-- Task instructions --
Every line of the material below should be repeated exactly.

[START Material supplied]

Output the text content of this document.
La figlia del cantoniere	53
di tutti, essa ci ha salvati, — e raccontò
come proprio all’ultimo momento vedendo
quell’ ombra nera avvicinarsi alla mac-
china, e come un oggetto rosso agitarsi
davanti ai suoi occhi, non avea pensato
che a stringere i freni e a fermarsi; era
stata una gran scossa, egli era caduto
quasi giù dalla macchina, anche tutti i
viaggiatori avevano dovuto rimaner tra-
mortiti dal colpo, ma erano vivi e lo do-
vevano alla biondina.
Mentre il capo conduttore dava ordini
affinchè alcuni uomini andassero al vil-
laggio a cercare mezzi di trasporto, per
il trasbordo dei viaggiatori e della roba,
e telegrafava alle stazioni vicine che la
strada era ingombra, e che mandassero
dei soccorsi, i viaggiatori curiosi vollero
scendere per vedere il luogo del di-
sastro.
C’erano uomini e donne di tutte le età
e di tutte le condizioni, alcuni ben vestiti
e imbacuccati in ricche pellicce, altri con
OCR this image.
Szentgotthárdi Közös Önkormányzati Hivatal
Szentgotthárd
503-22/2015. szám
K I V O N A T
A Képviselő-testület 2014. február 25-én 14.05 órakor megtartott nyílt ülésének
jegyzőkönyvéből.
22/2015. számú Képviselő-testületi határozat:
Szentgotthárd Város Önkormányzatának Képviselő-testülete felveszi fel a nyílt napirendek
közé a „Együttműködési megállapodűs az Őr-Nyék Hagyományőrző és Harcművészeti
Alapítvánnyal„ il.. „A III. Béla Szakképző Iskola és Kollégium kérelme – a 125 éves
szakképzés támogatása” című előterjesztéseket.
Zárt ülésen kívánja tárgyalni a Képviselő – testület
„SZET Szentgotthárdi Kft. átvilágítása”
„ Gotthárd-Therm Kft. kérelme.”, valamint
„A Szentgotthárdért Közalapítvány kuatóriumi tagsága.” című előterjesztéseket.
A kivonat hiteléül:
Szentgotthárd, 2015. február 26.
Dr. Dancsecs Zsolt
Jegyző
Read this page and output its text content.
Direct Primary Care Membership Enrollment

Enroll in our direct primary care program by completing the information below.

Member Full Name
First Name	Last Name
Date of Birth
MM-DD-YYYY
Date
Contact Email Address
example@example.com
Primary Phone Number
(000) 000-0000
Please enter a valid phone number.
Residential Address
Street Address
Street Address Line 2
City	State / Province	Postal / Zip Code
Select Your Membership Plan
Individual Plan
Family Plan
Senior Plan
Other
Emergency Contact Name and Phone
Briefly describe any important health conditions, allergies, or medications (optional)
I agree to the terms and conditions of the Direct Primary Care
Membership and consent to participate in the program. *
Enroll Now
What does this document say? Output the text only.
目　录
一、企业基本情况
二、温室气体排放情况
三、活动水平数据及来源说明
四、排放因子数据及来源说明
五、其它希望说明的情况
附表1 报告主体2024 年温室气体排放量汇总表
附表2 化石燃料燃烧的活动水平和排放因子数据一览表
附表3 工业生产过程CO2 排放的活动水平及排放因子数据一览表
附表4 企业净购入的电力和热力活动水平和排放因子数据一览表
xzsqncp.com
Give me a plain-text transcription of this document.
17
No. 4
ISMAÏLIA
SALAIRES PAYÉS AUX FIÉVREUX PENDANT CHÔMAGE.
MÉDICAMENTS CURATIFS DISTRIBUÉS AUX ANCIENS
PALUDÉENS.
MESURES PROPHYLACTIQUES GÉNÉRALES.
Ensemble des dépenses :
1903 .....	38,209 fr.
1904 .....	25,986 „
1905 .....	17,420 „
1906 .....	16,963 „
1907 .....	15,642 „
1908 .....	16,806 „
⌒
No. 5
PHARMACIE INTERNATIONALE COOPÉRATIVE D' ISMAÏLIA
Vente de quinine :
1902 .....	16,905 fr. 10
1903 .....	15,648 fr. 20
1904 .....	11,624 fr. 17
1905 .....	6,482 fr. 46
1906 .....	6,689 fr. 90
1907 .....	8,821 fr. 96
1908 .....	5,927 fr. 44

[END Material supplied]

-- Output --
Output the text content of this document.
La figlia del cantoniere	53
di tutti, essa ci ha salvati, — e raccontò
come proprio all’ultimo momento vedendo
quell’ ombra nera avvicinarsi alla mac-
china, e come un oggetto rosso agitarsi
davanti ai suoi occhi, non avea pensato
che a stringere i freni e a fermarsi; era
stata una gran scossa, egli era caduto
quasi giù dalla macchina, anche tutti i
viaggiatori avevano dovuto rimaner tra-
mortiti dal colpo, ma erano vivi e lo do-
vevano alla biondina.
Mentre il capo conduttore dava ordini
affinchè alcuni uomini andassero al vil-
laggio a cercare mezzi di trasporto, per
il trasbordo dei viaggiatori e della roba,
e telegrafava alle stazioni vicine che la
strada era ingombra, e che mandassero
dei soccorsi, i viaggiatori curiosi vollero
scendere per vedere il luogo del di-
sastro.
C’erano uomini e donne di tutte le età
e di tutte le condizioni, alcuni ben vestiti
e imbacuccati in ricche pellicce, altri con
OCR this image.
Szentgotthárdi Közös Önkormányzati Hivatal
Szentgotthárd
503-22/2015. szám
K I V O N A T
A Képviselő-testület 2014. február 25-én 14.05 órakor megtartott nyílt ülésének
jegyzőkönyvéből.
22/2015. számú Képviselő-testületi határozat:
Szentgotthárd Város Önkormányzatának Képviselő-testülete felveszi fel a nyílt napirendek
közé a „Együttműködési megállapodűs az Őr-Nyék Hagyományőrző és Harcművészeti
Alapítvánnyal„ il.. „A III. Béla Szakképző Iskola és Kollégium kérelme – a 125 éves
szakképzés támogatása” című előterjesztéseket.
Zárt ülésen kívánja tárgyalni a Képviselő – testület
„SZET Szentgotthárdi Kft. átvilágítása”
„ Gotthárd-Therm Kft. kérelme.”, valamint
„A Szentgotthárdért Közalapítvány kuatóriumi tagsága.” című előterjesztéseket.
A kivonat hiteléül:
Szentgotthárd, 2015. február 26.
Dr. Dancsecs Zsolt
Jegyző
Read this page and output its text content.
Direct Primary Care Membership Enrollment

Enroll in our direct primary care program by completing the information below.

Member Full Name
First Name	Last Name
Date of Birth
MM-DD-YYYY
Date
Contact Email Address
example@example.com
Primary Phone Number
(000) 000-0000
Please enter a valid phone number.
Residential Address
Street Address
Street Address Line 2
City	State / Province	Postal / Zip Code
Select Your Membership Plan
Individual Plan
Family Plan
Senior Plan
Other
Emergency Contact Name and Phone
Briefly describe any important health conditions, allergies, or medications (optional)
I agree to the terms and conditions of the Direct Primary Care
Membership and consent to participate in the program. *
Enroll Now
What does this document say? Output the text only.
目　录
一、企业基本情况
二、温室气体排放情况
三、活动水平数据及来源说明
四、排放因子数据及来源说明
五、其它希望说明的情况
附表1 报告主体2024 年温室气体排放量汇总表
附表2 化石燃料燃烧的活动水平和排放因子数据一览表
附表3 工业生产过程CO2 排放的活动水平及排放因子数据一览表
附表4 企业净购入的电力和热力活动水平和排放因子数据一览表
xzsqncp.com
Give me a plain-text transcription of this document.
17
No. 4
ISMAÏLIA
SALAIRES PAYÉS AUX FIÉVREUX PENDANT CHÔMAGE.
MÉDICAMENTS CURATIFS DISTRIBUÉS AUX ANCIENS
PALUDÉENS.
MESURES PROPHYLACTIQUES GÉNÉRALES.
Ensemble des dépenses :
1903 .....	38,209 fr.
1904 .....	25,986 „
1905 .....	17,420 „
1906 .....	16,963 „
1907 .....	15,642 „
1908 .....	16,806 „
⌒
No. 5
PHARMACIE INTERNATIONALE COOPÉRATIVE D' ISMAÏLIA
Vente de quinine :
1902 .....	16,905 fr. 10
1903 .....	15,648 fr. 20
1904 .....	11,624 fr. 17
1905 .....	6,482 fr. 46
1906 .....	6,689 fr. 90
1907 .....	8,821 fr. 96
1908 .....	5,927 fr. 44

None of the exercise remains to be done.